The records ::
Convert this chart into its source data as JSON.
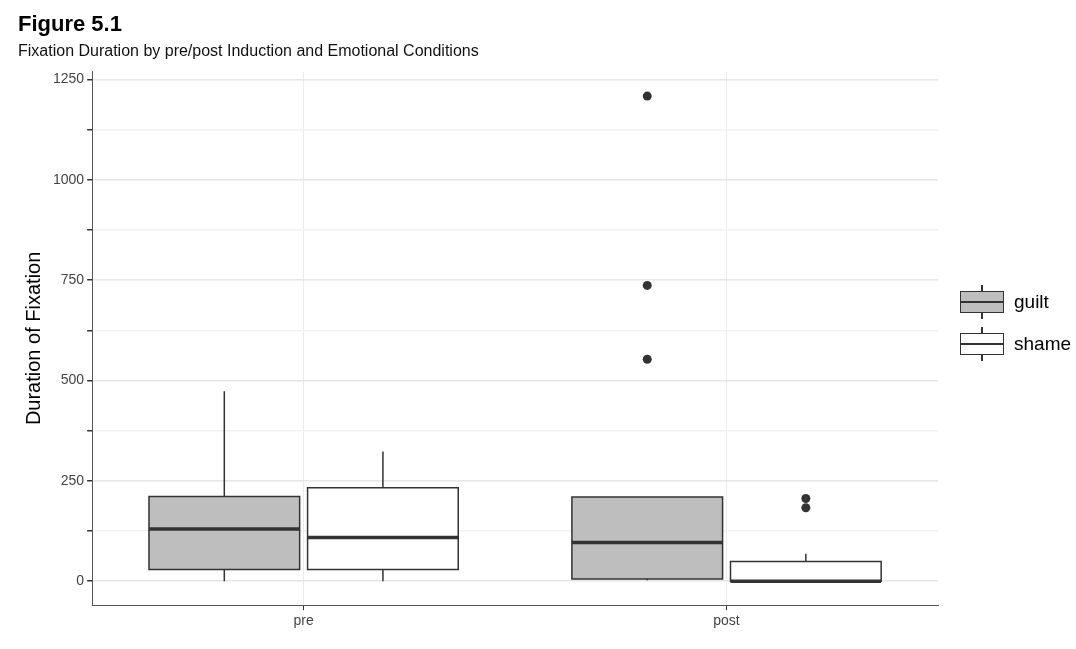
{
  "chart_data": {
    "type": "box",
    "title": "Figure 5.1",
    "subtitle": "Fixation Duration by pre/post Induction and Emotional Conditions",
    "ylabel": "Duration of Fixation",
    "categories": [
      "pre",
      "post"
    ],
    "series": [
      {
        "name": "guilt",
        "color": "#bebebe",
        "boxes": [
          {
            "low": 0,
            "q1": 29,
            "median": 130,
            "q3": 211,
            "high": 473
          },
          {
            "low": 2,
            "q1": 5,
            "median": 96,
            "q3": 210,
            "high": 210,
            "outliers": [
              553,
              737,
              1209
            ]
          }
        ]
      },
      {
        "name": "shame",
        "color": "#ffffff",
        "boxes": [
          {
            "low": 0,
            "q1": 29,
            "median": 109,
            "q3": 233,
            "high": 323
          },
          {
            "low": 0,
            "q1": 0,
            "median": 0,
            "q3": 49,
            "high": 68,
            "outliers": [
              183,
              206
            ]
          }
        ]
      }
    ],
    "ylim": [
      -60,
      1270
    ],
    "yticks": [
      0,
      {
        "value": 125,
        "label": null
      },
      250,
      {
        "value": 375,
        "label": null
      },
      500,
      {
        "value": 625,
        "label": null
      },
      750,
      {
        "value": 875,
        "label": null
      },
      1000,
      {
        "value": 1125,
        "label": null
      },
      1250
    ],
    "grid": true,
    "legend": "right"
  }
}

Goal of the exercise :: Copy out the listing exactly as it stands, but not the pictures.

Task output ::
Convert this chart into its source data as JSON.
{
  "chart_data": {
    "type": "box",
    "title": "Figure 5.1",
    "subtitle": "Fixation Duration by pre/post Induction and Emotional Conditions",
    "ylabel": "Duration of Fixation",
    "categories": [
      "pre",
      "post"
    ],
    "series": [
      {
        "name": "guilt",
        "color": "#bebebe",
        "boxes": [
          {
            "low": 0,
            "q1": 29,
            "median": 130,
            "q3": 211,
            "high": 473
          },
          {
            "low": 2,
            "q1": 5,
            "median": 96,
            "q3": 210,
            "high": 210,
            "outliers": [
              553,
              737,
              1209
            ]
          }
        ]
      },
      {
        "name": "shame",
        "color": "#ffffff",
        "boxes": [
          {
            "low": 0,
            "q1": 29,
            "median": 109,
            "q3": 233,
            "high": 323
          },
          {
            "low": 0,
            "q1": 0,
            "median": 0,
            "q3": 49,
            "high": 68,
            "outliers": [
              183,
              206
            ]
          }
        ]
      }
    ],
    "ylim": [
      -60,
      1270
    ],
    "yticks": [
      0,
      {
        "value": 125,
        "label": null
      },
      250,
      {
        "value": 375,
        "label": null
      },
      500,
      {
        "value": 625,
        "label": null
      },
      750,
      {
        "value": 875,
        "label": null
      },
      1000,
      {
        "value": 1125,
        "label": null
      },
      1250
    ],
    "grid": true,
    "legend": "right"
  }
}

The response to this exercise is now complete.